Written problem: Check each line of the listing below for the string "Power", and copy the ones that have it.

Excerpted data:
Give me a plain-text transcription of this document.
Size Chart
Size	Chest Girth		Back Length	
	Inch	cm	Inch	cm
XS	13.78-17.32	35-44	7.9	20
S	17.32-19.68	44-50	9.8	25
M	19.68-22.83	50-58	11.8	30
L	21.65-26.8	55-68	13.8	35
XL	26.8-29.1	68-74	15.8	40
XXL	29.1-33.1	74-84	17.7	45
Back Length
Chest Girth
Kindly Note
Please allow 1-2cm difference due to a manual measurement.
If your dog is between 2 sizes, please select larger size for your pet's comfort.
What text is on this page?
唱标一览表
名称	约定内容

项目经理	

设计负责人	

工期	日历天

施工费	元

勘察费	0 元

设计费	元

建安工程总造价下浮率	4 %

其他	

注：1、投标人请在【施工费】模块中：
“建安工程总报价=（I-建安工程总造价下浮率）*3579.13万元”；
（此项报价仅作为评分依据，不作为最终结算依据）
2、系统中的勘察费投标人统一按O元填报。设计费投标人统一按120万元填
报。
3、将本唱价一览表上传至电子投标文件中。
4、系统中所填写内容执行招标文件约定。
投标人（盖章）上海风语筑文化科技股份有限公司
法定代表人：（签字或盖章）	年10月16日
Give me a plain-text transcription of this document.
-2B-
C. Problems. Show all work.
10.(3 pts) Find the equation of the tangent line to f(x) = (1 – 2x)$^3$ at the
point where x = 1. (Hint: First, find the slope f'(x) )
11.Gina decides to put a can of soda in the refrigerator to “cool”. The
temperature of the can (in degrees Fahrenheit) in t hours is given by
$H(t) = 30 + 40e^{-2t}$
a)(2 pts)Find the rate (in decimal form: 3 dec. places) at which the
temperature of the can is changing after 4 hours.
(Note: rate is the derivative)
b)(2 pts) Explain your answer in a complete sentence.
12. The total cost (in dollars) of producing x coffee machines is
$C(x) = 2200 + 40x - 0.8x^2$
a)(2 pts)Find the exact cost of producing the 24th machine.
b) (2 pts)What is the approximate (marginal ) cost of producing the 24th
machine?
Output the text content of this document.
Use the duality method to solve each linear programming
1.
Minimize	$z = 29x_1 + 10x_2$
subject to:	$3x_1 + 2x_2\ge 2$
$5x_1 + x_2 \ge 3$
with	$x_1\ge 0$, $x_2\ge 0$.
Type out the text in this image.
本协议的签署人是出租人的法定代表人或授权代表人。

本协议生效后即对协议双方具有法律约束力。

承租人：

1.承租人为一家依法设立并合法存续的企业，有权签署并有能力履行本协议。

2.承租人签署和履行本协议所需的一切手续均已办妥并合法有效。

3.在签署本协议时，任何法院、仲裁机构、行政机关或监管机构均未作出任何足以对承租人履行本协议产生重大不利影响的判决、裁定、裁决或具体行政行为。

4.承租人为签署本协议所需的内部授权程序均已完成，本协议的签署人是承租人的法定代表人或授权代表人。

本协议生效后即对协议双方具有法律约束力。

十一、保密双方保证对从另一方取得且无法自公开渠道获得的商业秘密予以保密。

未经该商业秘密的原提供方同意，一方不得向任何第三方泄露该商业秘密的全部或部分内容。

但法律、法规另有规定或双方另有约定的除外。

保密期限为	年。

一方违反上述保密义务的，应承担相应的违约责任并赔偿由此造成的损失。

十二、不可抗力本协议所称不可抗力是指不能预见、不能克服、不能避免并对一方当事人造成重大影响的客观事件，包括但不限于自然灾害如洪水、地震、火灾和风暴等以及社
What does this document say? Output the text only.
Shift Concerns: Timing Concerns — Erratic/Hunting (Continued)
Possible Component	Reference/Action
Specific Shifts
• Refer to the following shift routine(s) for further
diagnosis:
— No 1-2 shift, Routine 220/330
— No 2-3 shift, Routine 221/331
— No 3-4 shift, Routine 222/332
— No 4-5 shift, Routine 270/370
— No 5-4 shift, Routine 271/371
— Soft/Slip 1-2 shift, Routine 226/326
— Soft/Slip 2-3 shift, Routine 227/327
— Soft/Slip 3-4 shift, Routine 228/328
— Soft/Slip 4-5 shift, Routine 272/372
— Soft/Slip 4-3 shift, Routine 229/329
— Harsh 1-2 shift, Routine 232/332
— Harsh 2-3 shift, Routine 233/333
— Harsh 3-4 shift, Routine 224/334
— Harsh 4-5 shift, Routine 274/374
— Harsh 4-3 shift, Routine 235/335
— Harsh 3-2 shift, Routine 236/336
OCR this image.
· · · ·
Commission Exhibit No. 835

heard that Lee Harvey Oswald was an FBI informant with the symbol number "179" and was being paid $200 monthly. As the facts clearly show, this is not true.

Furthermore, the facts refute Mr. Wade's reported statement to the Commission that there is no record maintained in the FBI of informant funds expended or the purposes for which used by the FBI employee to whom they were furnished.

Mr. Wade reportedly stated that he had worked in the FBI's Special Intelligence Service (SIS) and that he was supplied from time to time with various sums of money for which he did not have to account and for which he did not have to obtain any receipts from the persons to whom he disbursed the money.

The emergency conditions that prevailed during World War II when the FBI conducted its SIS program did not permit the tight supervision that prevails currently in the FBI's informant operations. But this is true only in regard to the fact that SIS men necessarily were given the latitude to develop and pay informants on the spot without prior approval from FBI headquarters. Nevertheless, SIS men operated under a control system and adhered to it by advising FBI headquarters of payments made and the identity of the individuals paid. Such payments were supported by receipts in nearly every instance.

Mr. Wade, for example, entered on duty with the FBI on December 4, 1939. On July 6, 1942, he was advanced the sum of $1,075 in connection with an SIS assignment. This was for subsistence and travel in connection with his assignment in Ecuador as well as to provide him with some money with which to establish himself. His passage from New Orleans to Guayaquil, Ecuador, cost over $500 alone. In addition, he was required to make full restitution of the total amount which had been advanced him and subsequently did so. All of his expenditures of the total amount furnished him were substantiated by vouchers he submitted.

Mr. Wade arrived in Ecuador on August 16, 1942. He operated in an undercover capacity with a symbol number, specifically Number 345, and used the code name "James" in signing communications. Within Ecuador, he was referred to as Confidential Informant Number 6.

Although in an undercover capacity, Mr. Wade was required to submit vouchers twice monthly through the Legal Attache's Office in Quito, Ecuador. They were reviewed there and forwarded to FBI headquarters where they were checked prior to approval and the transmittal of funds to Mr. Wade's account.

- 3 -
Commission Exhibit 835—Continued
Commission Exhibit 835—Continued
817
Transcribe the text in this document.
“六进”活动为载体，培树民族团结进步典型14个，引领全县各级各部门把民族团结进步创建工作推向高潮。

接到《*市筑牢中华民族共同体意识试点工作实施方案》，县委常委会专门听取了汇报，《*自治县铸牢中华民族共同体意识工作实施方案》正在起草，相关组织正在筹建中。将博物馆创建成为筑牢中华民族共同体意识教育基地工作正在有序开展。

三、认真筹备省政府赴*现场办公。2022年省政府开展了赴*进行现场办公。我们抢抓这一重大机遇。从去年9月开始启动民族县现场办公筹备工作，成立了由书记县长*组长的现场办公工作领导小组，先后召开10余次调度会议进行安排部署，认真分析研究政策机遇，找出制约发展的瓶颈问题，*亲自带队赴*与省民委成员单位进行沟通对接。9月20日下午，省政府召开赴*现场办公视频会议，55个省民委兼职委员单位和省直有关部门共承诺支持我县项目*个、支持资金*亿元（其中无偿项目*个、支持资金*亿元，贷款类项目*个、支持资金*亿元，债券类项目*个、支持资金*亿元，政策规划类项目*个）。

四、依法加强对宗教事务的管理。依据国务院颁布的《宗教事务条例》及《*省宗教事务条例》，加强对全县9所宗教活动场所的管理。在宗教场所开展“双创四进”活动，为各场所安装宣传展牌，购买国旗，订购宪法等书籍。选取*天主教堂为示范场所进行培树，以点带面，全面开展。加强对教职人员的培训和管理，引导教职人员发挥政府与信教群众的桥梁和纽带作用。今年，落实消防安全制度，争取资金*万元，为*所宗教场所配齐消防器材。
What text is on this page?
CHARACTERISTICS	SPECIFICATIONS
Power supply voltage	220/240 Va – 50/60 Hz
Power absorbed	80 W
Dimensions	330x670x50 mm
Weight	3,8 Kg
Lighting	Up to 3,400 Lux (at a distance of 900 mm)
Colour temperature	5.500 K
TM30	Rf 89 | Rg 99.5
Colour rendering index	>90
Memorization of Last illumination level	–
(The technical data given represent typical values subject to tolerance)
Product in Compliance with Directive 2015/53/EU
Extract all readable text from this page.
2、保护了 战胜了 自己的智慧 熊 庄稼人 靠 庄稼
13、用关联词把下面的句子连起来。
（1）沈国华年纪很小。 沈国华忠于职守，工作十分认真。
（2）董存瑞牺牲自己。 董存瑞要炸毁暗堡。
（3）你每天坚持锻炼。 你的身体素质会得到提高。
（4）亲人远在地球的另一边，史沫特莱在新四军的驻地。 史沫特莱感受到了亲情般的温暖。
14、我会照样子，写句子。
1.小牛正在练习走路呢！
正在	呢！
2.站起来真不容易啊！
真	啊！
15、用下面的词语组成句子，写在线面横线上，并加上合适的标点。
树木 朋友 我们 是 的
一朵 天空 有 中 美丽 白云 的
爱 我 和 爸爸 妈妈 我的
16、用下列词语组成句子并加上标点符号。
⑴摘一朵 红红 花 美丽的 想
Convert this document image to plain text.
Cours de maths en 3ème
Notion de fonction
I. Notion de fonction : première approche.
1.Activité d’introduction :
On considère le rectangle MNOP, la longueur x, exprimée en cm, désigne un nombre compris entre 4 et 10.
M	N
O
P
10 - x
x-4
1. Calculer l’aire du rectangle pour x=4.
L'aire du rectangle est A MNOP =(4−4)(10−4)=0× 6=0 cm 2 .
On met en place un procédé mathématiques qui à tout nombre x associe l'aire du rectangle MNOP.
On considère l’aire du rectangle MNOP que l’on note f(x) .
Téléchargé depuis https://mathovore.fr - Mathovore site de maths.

Solved exercise:
Power supply voltage	220/240 Va – 50/60 Hz
Power absorbed	80 W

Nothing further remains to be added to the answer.